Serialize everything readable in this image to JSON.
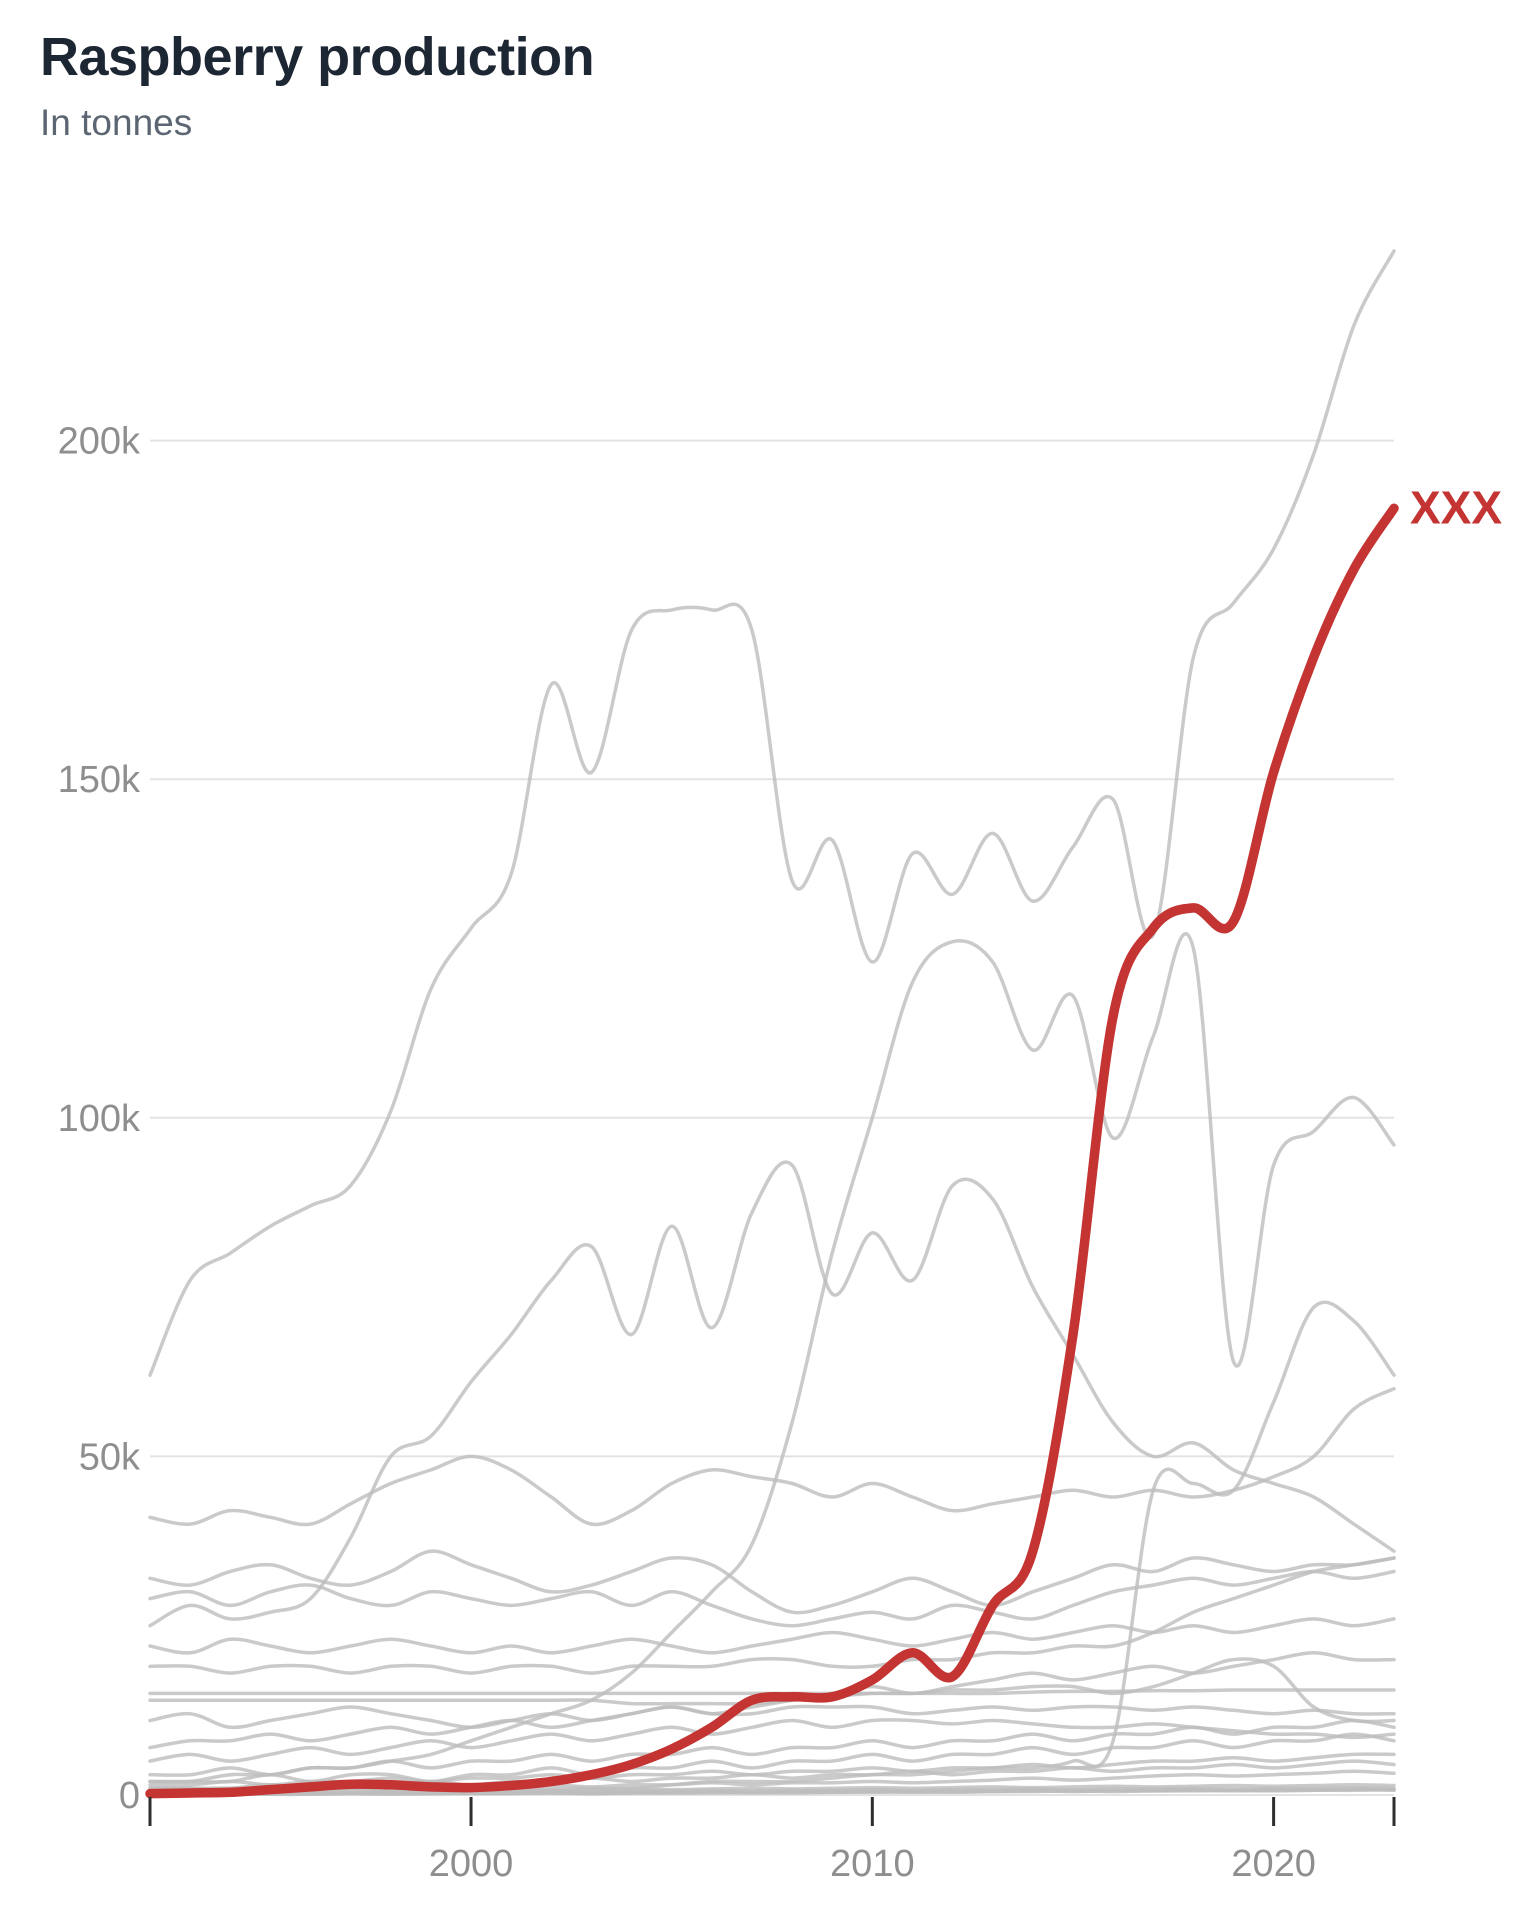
{
  "title": {
    "text": "Raspberry production"
  },
  "subtitle": {
    "text": "In tonnes"
  },
  "colors": {
    "background": "#ffffff",
    "title": "#1d2633",
    "subtitle": "#5c6672",
    "highlight": "#c43432",
    "gray_line": "#bdbdbd",
    "grid": "#e3e3e3",
    "axis_label": "#8e8e8e",
    "tick_mark": "#2e2e2e"
  },
  "chart_data": {
    "type": "line",
    "title": "Raspberry production",
    "ylabel": "In tonnes",
    "xlabel": "",
    "grid": "horizontal",
    "legend_position": "end-of-line-label",
    "highlight_label": "XXX",
    "xlim": [
      1992,
      2023
    ],
    "ylim": [
      0,
      230000
    ],
    "x": [
      1992,
      1993,
      1994,
      1995,
      1996,
      1997,
      1998,
      1999,
      2000,
      2001,
      2002,
      2003,
      2004,
      2005,
      2006,
      2007,
      2008,
      2009,
      2010,
      2011,
      2012,
      2013,
      2014,
      2015,
      2016,
      2017,
      2018,
      2019,
      2020,
      2021,
      2022,
      2023
    ],
    "y_ticks": [
      {
        "value": 0,
        "label": "0"
      },
      {
        "value": 50000,
        "label": "50k"
      },
      {
        "value": 100000,
        "label": "100k"
      },
      {
        "value": 150000,
        "label": "150k"
      },
      {
        "value": 200000,
        "label": "200k"
      }
    ],
    "x_ticks": [
      {
        "value": 1992,
        "label": ""
      },
      {
        "value": 2000,
        "label": "2000"
      },
      {
        "value": 2010,
        "label": "2010"
      },
      {
        "value": 2020,
        "label": "2020"
      },
      {
        "value": 2023,
        "label": ""
      }
    ],
    "series": [
      {
        "name": "line-01",
        "role": "background",
        "values": [
          62000,
          76000,
          80000,
          84000,
          87000,
          90000,
          101000,
          119000,
          128000,
          136000,
          164000,
          151000,
          172000,
          175000,
          175000,
          172000,
          135000,
          141000,
          123000,
          139000,
          133000,
          142000,
          132000,
          140000,
          147000,
          127000,
          168000,
          176000,
          184000,
          198000,
          217000,
          228000
        ]
      },
      {
        "name": "line-02",
        "role": "background",
        "values": [
          2000,
          2000,
          3000,
          3000,
          4000,
          4000,
          5000,
          6000,
          8000,
          10000,
          12000,
          14000,
          18000,
          24000,
          30000,
          37000,
          55000,
          80000,
          100000,
          120000,
          126000,
          123000,
          110000,
          118000,
          97000,
          112000,
          125000,
          64000,
          93000,
          98000,
          103000,
          96000
        ]
      },
      {
        "name": "line-03",
        "role": "background",
        "values": [
          25000,
          28000,
          26000,
          27000,
          29000,
          38000,
          50000,
          53000,
          61000,
          68000,
          76000,
          81000,
          68000,
          84000,
          69000,
          86000,
          93000,
          74000,
          83000,
          76000,
          90000,
          88000,
          75000,
          65000,
          55000,
          50000,
          52000,
          48000,
          46000,
          44000,
          40000,
          36000
        ]
      },
      {
        "name": "line-04",
        "role": "background",
        "values": [
          41000,
          40000,
          42000,
          41000,
          40000,
          43000,
          46000,
          48000,
          50000,
          48000,
          44000,
          40000,
          42000,
          46000,
          48000,
          47000,
          46000,
          44000,
          46000,
          44000,
          42000,
          43000,
          44000,
          45000,
          44000,
          45000,
          44000,
          45000,
          47000,
          50000,
          57000,
          60000
        ]
      },
      {
        "name": "line-05",
        "role": "background",
        "values": [
          1000,
          1000,
          1000,
          1000,
          1000,
          1000,
          1000,
          1000,
          1000,
          1000,
          1000,
          1000,
          1000,
          1500,
          2000,
          2000,
          2000,
          2500,
          3000,
          3000,
          3500,
          4000,
          4000,
          5000,
          8000,
          45000,
          46000,
          45000,
          58000,
          72000,
          70000,
          62000
        ]
      },
      {
        "name": "line-06",
        "role": "background",
        "values": [
          32000,
          31000,
          33000,
          34000,
          32000,
          31000,
          33000,
          36000,
          34000,
          32000,
          30000,
          31000,
          33000,
          35000,
          34000,
          30000,
          27000,
          28000,
          30000,
          32000,
          30000,
          28000,
          30000,
          32000,
          34000,
          33000,
          35000,
          34000,
          33000,
          34000,
          34000,
          35000
        ]
      },
      {
        "name": "line-07",
        "role": "background",
        "values": [
          29000,
          30000,
          28000,
          30000,
          31000,
          29000,
          28000,
          30000,
          29000,
          28000,
          29000,
          30000,
          28000,
          30000,
          28000,
          26000,
          25000,
          26000,
          27000,
          26000,
          28000,
          27000,
          26000,
          28000,
          30000,
          31000,
          32000,
          31000,
          32000,
          33000,
          32000,
          33000
        ]
      },
      {
        "name": "line-08",
        "role": "background",
        "values": [
          22000,
          21000,
          23000,
          22000,
          21000,
          22000,
          23000,
          22000,
          21000,
          22000,
          21000,
          22000,
          23000,
          22000,
          21000,
          22000,
          23000,
          24000,
          23000,
          22000,
          23000,
          24000,
          23000,
          24000,
          25000,
          24000,
          25000,
          24000,
          25000,
          26000,
          25000,
          26000
        ]
      },
      {
        "name": "line-09",
        "role": "background",
        "values": [
          19000,
          19000,
          18000,
          19000,
          19000,
          18000,
          19000,
          19000,
          18000,
          19000,
          19000,
          18000,
          19000,
          19000,
          19000,
          20000,
          20000,
          19000,
          19000,
          20000,
          20000,
          21000,
          21000,
          22000,
          22000,
          24000,
          27000,
          29000,
          31000,
          33000,
          34000,
          35000
        ]
      },
      {
        "name": "line-10",
        "role": "background",
        "values": [
          15000,
          15000,
          15000,
          15000,
          15000,
          15000,
          15000,
          15000,
          15000,
          15000,
          15000,
          15000,
          15000,
          15000,
          15000,
          15000,
          15000,
          15000,
          15000,
          15000,
          15000,
          15000,
          15200,
          15300,
          15300,
          15400,
          15400,
          15500,
          15500,
          15500,
          15500,
          15500
        ]
      },
      {
        "name": "line-11",
        "role": "background",
        "values": [
          14000,
          14000,
          14000,
          14000,
          14000,
          14000,
          14000,
          14000,
          14000,
          14000,
          14000,
          14000,
          13500,
          13500,
          13500,
          13500,
          14000,
          14500,
          15000,
          15000,
          15500,
          15500,
          16000,
          16000,
          15000,
          16000,
          18000,
          20000,
          19000,
          13000,
          11000,
          11000
        ]
      },
      {
        "name": "line-12",
        "role": "background",
        "values": [
          11000,
          12000,
          10000,
          11000,
          12000,
          13000,
          12000,
          11000,
          10000,
          11000,
          12000,
          11000,
          12000,
          13000,
          12000,
          12000,
          13000,
          13000,
          13000,
          12000,
          12500,
          13000,
          12500,
          13000,
          13000,
          12500,
          13000,
          12500,
          12000,
          12500,
          12000,
          12000
        ]
      },
      {
        "name": "line-13",
        "role": "background",
        "values": [
          7000,
          8000,
          8000,
          9000,
          8000,
          9000,
          10000,
          9000,
          10000,
          11000,
          10000,
          11000,
          12000,
          13000,
          12000,
          13000,
          14000,
          15000,
          16000,
          15000,
          16000,
          17000,
          18000,
          17000,
          18000,
          19000,
          18000,
          19000,
          20000,
          21000,
          20000,
          20000
        ]
      },
      {
        "name": "line-14",
        "role": "background",
        "values": [
          5000,
          6000,
          5000,
          6000,
          7000,
          6000,
          7000,
          8000,
          7000,
          8000,
          9000,
          8000,
          9000,
          10000,
          9000,
          10000,
          11000,
          10000,
          11000,
          11000,
          10500,
          11000,
          10500,
          10000,
          10000,
          10500,
          10000,
          9500,
          9000,
          9000,
          8500,
          9000
        ]
      },
      {
        "name": "line-15",
        "role": "background",
        "values": [
          3000,
          3000,
          4000,
          3000,
          4000,
          4000,
          5000,
          4000,
          5000,
          5000,
          6000,
          5000,
          6000,
          6000,
          7000,
          6000,
          7000,
          7000,
          8000,
          7000,
          8000,
          8000,
          9000,
          8000,
          9000,
          9000,
          10000,
          9000,
          10000,
          10000,
          11000,
          10000
        ]
      },
      {
        "name": "line-16",
        "role": "background",
        "values": [
          2000,
          2000,
          2000,
          3000,
          2000,
          3000,
          3000,
          2000,
          3000,
          3000,
          4000,
          3000,
          4000,
          4000,
          5000,
          4000,
          5000,
          5000,
          6000,
          5000,
          6000,
          6000,
          7000,
          6000,
          7000,
          7000,
          8000,
          7000,
          8000,
          8000,
          9000,
          8000
        ]
      },
      {
        "name": "line-17",
        "role": "background",
        "values": [
          1500,
          1500,
          2000,
          1500,
          2000,
          2000,
          2500,
          2000,
          2500,
          2500,
          3000,
          2500,
          3000,
          3000,
          3500,
          3000,
          3500,
          3500,
          4000,
          3500,
          4000,
          4000,
          4500,
          4000,
          4500,
          5000,
          5000,
          5500,
          5000,
          5500,
          6000,
          6000
        ]
      },
      {
        "name": "line-18",
        "role": "background",
        "values": [
          1000,
          1000,
          1000,
          1500,
          1000,
          1500,
          1500,
          2000,
          1500,
          2000,
          2000,
          2500,
          2000,
          2500,
          2500,
          3000,
          2500,
          3000,
          3000,
          3500,
          3000,
          3500,
          3500,
          4000,
          3500,
          4000,
          4000,
          4500,
          4000,
          4500,
          5000,
          4500
        ]
      },
      {
        "name": "line-19",
        "role": "background",
        "values": [
          800,
          800,
          1000,
          800,
          1000,
          1000,
          1200,
          1000,
          1200,
          1200,
          1500,
          1200,
          1500,
          1500,
          1800,
          1500,
          1800,
          1800,
          2000,
          1800,
          2000,
          2200,
          2500,
          2200,
          2500,
          2800,
          3000,
          2800,
          3000,
          3200,
          3500,
          3200
        ]
      },
      {
        "name": "line-20",
        "role": "background",
        "values": [
          500,
          500,
          600,
          500,
          600,
          700,
          600,
          700,
          700,
          800,
          700,
          800,
          900,
          800,
          900,
          1000,
          900,
          1000,
          1100,
          1000,
          1100,
          1200,
          1100,
          1200,
          1300,
          1200,
          1300,
          1400,
          1300,
          1400,
          1500,
          1400
        ]
      },
      {
        "name": "line-21",
        "role": "background",
        "values": [
          300,
          300,
          400,
          300,
          400,
          400,
          500,
          400,
          500,
          500,
          600,
          500,
          600,
          600,
          700,
          600,
          700,
          700,
          800,
          700,
          800,
          800,
          900,
          800,
          900,
          900,
          1000,
          900,
          1000,
          1000,
          1100,
          1000
        ]
      },
      {
        "name": "line-22",
        "role": "background",
        "values": [
          200,
          200,
          200,
          300,
          200,
          300,
          300,
          200,
          300,
          300,
          400,
          300,
          400,
          400,
          500,
          400,
          500,
          500,
          600,
          500,
          600,
          600,
          700,
          600,
          700,
          700,
          800,
          700,
          800,
          800,
          900,
          800
        ]
      },
      {
        "name": "line-23",
        "role": "background",
        "values": [
          100,
          100,
          200,
          100,
          200,
          200,
          300,
          200,
          300,
          300,
          300,
          200,
          300,
          300,
          400,
          300,
          400,
          400,
          500,
          400,
          500,
          500,
          600,
          500,
          600,
          600,
          700,
          600,
          700,
          700,
          800,
          700
        ]
      },
      {
        "name": "line-24",
        "role": "background",
        "values": [
          100,
          100,
          100,
          100,
          100,
          200,
          100,
          200,
          200,
          200,
          300,
          200,
          300,
          300,
          300,
          400,
          300,
          400,
          400,
          500,
          400,
          500,
          500,
          600,
          500,
          600,
          600,
          700,
          600,
          700,
          700,
          800
        ]
      },
      {
        "name": "XXX",
        "role": "highlight",
        "values": [
          200,
          300,
          400,
          800,
          1200,
          1600,
          1500,
          1200,
          1100,
          1400,
          2000,
          3000,
          4500,
          6800,
          10000,
          14000,
          14500,
          14500,
          17000,
          21000,
          17500,
          28000,
          36000,
          68000,
          115000,
          128000,
          131000,
          129000,
          151000,
          168000,
          181000,
          190000
        ]
      }
    ]
  }
}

▸ **TASK TO CARRY OUT**: Pick each line holding the word "production" out of the data and copy it.

▸ **REPLY TO THE EXERCISE**:
    "text": "Raspberry production"
    "title": "Raspberry production",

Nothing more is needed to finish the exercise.